— START OF Extracted entries —
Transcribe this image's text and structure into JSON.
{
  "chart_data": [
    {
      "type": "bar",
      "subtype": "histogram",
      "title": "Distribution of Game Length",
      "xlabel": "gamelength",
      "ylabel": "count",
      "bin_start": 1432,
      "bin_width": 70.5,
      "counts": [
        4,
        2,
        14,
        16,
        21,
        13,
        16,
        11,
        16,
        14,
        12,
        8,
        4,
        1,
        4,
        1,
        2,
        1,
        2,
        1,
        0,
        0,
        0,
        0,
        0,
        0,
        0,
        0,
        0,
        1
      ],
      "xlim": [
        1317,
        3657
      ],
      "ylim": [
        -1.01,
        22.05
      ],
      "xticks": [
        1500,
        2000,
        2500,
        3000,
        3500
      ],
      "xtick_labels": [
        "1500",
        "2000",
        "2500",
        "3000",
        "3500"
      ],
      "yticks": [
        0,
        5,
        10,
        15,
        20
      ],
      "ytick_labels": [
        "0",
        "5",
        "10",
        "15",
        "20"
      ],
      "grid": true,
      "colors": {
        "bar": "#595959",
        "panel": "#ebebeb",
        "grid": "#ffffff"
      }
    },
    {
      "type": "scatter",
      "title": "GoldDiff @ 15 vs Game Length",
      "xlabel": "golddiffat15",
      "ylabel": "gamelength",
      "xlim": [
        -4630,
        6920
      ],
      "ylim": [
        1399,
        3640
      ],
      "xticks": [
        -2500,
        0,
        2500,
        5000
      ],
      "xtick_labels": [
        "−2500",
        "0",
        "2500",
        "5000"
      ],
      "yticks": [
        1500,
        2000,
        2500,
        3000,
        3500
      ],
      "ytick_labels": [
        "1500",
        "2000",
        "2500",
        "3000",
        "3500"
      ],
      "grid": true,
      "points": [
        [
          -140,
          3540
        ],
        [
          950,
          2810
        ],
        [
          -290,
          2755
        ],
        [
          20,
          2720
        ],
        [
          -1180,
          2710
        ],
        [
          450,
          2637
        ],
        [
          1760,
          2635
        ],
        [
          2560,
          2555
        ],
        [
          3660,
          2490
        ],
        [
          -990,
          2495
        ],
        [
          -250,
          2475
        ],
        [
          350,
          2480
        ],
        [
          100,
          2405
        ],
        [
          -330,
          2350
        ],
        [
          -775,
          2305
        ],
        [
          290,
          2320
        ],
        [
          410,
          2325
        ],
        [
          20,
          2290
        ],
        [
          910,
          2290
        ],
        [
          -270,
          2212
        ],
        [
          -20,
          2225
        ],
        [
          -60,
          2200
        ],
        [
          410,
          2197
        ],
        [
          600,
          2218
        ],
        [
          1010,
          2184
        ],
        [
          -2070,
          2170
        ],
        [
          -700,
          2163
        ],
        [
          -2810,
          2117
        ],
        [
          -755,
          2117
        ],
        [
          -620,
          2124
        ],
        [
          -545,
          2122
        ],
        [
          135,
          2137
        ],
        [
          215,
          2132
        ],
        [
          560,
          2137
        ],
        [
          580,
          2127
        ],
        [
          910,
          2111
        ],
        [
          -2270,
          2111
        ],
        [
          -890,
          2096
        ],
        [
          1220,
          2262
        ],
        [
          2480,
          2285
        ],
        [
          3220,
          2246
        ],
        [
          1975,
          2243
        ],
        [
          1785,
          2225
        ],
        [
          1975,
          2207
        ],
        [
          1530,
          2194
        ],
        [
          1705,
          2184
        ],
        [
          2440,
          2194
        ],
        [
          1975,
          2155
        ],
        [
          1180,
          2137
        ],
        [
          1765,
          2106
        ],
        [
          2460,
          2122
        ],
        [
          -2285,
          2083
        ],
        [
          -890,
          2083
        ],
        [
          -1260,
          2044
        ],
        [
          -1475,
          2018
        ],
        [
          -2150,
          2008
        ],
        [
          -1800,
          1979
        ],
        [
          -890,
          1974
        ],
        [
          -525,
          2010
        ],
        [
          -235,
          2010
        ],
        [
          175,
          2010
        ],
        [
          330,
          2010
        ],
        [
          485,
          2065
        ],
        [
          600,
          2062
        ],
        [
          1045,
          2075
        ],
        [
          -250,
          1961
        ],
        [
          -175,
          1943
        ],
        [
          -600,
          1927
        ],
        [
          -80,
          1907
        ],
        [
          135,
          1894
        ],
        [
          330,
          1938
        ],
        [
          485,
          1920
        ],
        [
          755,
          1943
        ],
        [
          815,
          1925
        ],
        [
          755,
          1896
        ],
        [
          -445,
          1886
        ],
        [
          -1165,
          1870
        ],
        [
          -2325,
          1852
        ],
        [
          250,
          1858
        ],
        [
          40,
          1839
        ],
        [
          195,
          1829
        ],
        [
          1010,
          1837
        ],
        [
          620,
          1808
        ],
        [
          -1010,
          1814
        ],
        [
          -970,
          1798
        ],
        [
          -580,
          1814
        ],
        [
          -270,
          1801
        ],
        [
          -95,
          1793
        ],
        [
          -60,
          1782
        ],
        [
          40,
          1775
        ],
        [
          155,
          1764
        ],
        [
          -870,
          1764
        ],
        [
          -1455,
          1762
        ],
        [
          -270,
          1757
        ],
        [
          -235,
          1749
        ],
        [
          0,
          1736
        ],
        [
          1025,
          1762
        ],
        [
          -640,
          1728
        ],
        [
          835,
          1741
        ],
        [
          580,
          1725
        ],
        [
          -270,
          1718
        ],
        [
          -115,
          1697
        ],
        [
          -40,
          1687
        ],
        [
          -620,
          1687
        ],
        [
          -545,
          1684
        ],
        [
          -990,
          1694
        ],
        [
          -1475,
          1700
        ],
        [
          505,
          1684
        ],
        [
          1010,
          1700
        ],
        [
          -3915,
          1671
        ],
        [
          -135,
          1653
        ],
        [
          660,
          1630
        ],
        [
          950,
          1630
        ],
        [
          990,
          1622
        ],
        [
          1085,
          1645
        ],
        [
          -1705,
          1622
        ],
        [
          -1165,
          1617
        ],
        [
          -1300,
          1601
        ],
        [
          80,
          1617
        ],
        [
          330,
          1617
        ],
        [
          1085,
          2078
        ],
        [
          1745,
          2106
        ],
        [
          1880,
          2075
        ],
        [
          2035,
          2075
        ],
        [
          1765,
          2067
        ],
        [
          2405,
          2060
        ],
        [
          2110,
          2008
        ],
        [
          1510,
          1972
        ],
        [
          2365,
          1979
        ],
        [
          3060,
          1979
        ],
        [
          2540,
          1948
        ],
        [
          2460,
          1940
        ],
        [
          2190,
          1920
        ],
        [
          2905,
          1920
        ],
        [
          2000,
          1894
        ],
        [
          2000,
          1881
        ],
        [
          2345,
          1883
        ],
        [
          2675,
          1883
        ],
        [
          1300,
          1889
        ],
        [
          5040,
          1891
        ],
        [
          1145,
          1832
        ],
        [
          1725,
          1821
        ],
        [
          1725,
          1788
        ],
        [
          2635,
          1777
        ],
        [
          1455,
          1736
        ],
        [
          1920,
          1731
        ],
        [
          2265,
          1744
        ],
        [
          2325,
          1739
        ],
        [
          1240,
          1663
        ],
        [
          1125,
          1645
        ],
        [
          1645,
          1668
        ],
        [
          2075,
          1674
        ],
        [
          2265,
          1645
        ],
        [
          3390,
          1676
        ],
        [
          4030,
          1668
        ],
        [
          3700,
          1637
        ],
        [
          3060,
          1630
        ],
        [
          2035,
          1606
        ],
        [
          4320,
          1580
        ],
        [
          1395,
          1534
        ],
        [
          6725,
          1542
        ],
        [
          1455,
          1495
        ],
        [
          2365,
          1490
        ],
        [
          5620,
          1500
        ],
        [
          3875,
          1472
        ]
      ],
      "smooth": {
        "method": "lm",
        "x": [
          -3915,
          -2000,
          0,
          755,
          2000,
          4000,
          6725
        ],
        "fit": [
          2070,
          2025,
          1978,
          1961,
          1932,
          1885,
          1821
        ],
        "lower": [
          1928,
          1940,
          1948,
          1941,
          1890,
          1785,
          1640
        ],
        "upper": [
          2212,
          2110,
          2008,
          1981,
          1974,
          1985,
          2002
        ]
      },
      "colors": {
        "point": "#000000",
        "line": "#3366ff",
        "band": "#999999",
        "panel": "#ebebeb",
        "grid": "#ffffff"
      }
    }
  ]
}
— END OF Extracted entries —
_Task directions_. Pick out every line above that holds the word "gamelength" and copy it.

_Task result_.
      "xlabel": "gamelength",
      "ylabel": "gamelength",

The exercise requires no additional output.